INPUT RECORDS ▸
======
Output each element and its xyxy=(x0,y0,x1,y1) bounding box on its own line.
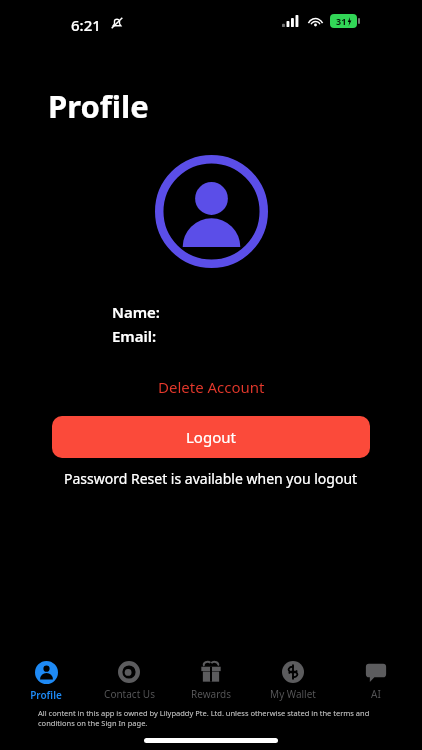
staticText: Logout xyxy=(186,427,236,447)
other: Contact Us xyxy=(118,661,140,683)
staticText: Profile xyxy=(30,688,62,702)
staticText: My Wallet xyxy=(270,687,316,701)
staticText: Rewards xyxy=(191,687,231,701)
staticText: Contact Us xyxy=(104,687,155,701)
other: AI xyxy=(365,661,387,683)
staticText: Name: xyxy=(112,302,160,322)
button[interactable]: Logout xyxy=(52,416,370,458)
staticText: 31 xyxy=(336,15,347,27)
staticText: All content in this app is owned by Lily… xyxy=(38,708,392,728)
button[interactable]: Profile xyxy=(10,658,82,705)
other: My Wallet xyxy=(282,661,304,683)
staticText: Profile xyxy=(48,85,149,127)
staticText: AI xyxy=(371,687,381,701)
button[interactable]: Rewards xyxy=(175,658,247,704)
button[interactable]: Contact Us xyxy=(93,658,165,704)
staticText: Password Reset is available when you log… xyxy=(64,469,358,488)
button[interactable]: AI xyxy=(340,658,412,704)
other: Profile xyxy=(35,661,58,684)
button[interactable]: Delete Account xyxy=(150,375,273,399)
other: Rewards xyxy=(200,661,222,683)
staticText: 6:21 xyxy=(71,15,101,35)
staticText: Delete Account xyxy=(158,377,265,397)
staticText: Email: xyxy=(112,326,157,346)
button[interactable]: My Wallet xyxy=(257,658,329,704)
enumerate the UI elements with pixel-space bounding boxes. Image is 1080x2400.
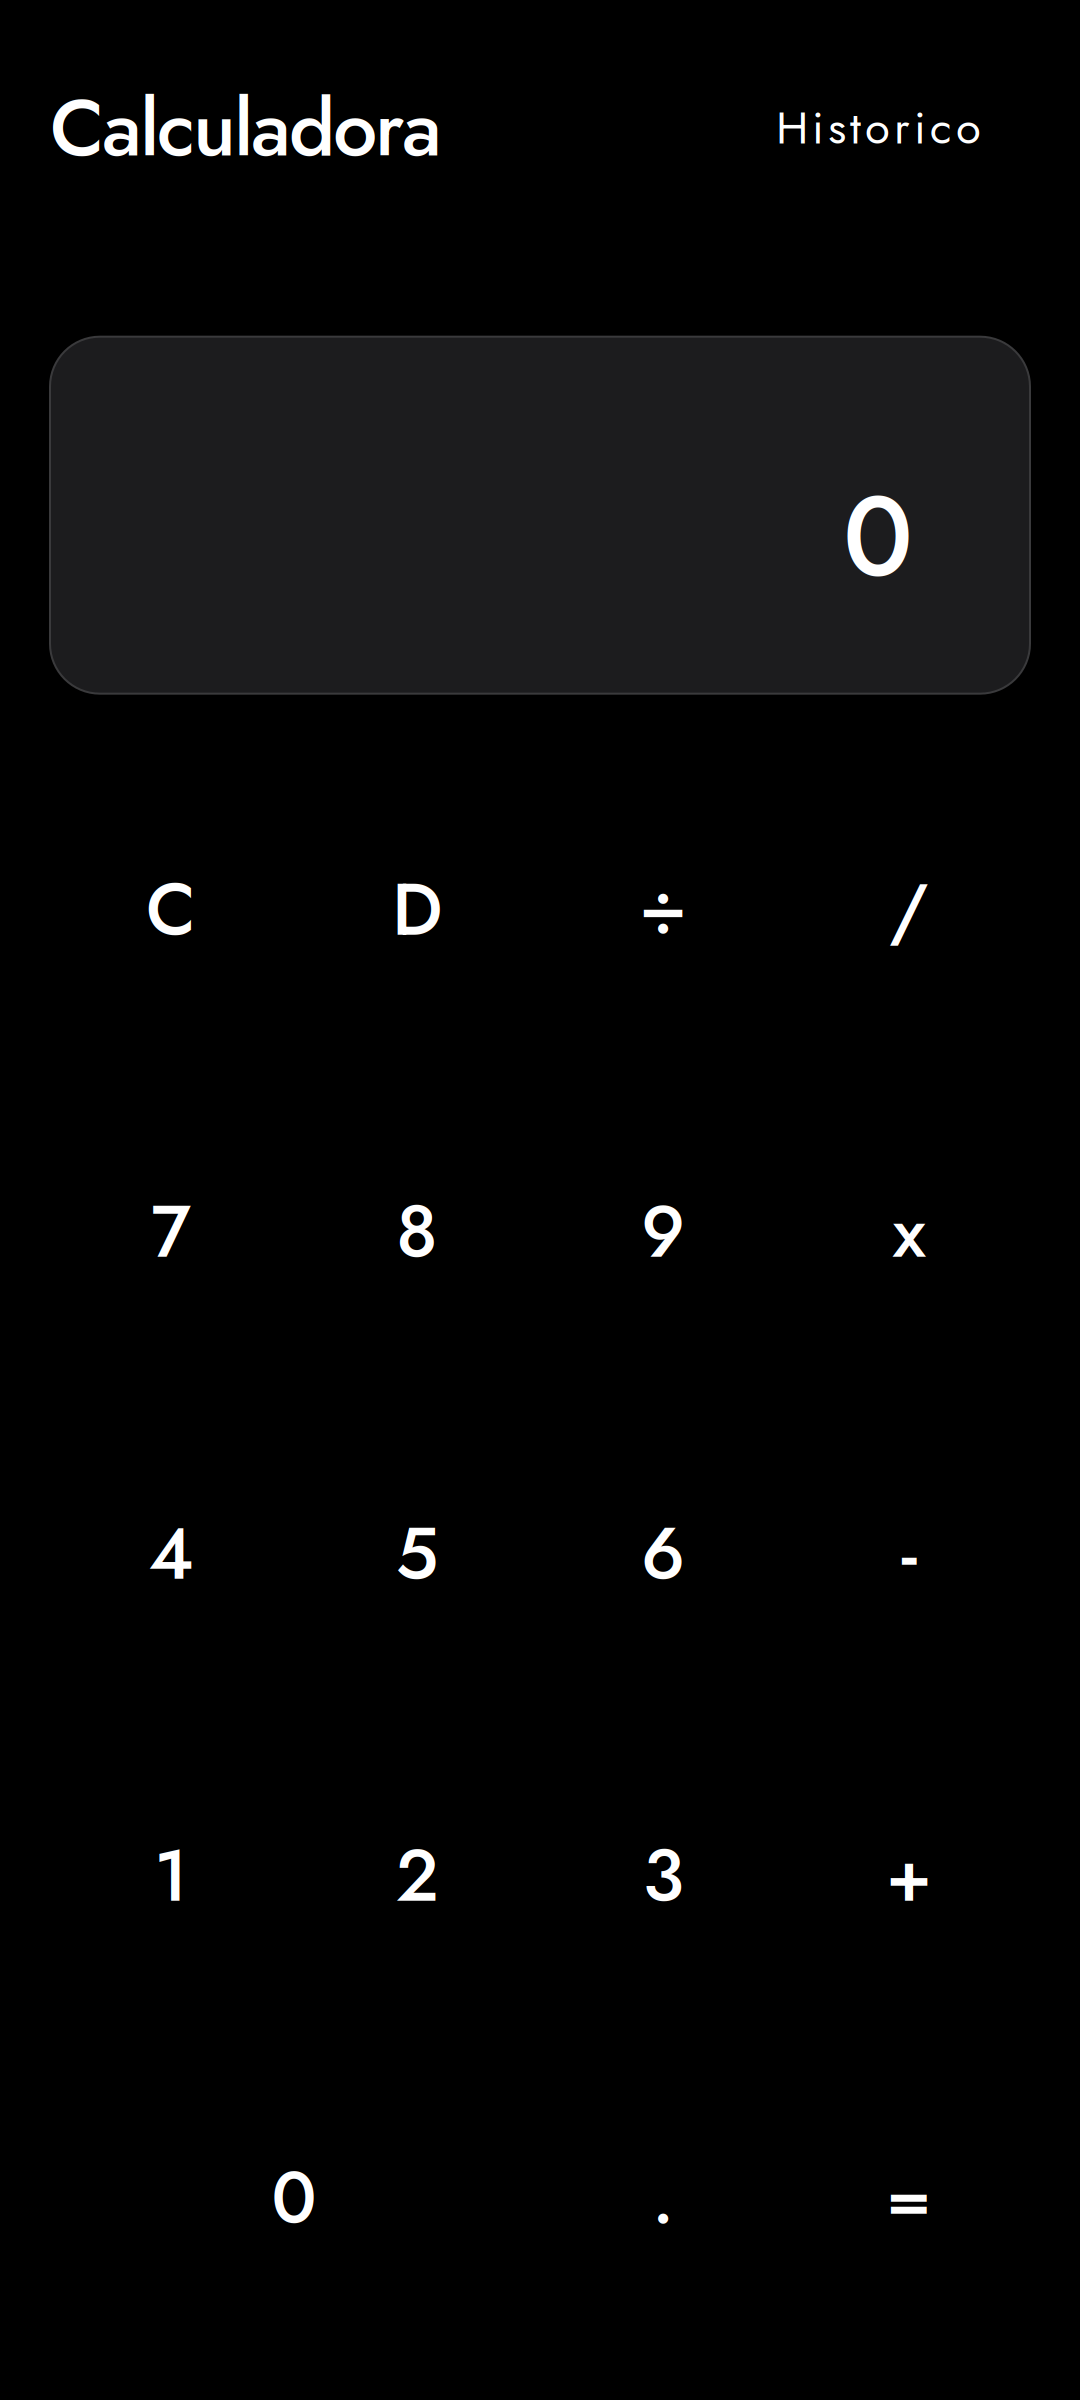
======
THE PROBLEM ▸
Rewrite the records above with every "Rewards" changed to "Points" and everything else left as is. Leave out the pictures.

PROBLEM SOLUTION ▸
Output each element and its xyxy=(x0,y0,x1,y1) bounding box on its own line.
staticText: Logout xyxy=(186,427,236,447)
other: Contact Us xyxy=(118,661,140,683)
staticText: Profile xyxy=(30,688,62,702)
staticText: My Wallet xyxy=(270,687,316,701)
staticText: Points xyxy=(191,687,231,701)
staticText: Contact Us xyxy=(104,687,155,701)
other: AI xyxy=(365,661,387,683)
staticText: Name: xyxy=(112,302,160,322)
button[interactable]: Logout xyxy=(52,416,370,458)
staticText: 31 xyxy=(336,15,347,27)
staticText: All content in this app is owned by Lily… xyxy=(38,708,392,728)
button[interactable]: Profile xyxy=(10,658,82,705)
other: My Wallet xyxy=(282,661,304,683)
staticText: Profile xyxy=(48,85,149,127)
staticText: AI xyxy=(371,687,381,701)
button[interactable]: Points xyxy=(175,658,247,704)
button[interactable]: Contact Us xyxy=(93,658,165,704)
staticText: Password Reset is available when you log… xyxy=(64,469,358,488)
button[interactable]: AI xyxy=(340,658,412,704)
other: Profile xyxy=(35,661,58,684)
button[interactable]: Delete Account xyxy=(150,375,273,399)
other: Points xyxy=(200,661,222,683)
staticText: 6:21 xyxy=(71,15,101,35)
staticText: Delete Account xyxy=(158,377,265,397)
staticText: Email: xyxy=(112,326,157,346)
button[interactable]: My Wallet xyxy=(257,658,329,704)
enumerate the UI elements with pixel-space bounding boxes. Image is 1080x2400.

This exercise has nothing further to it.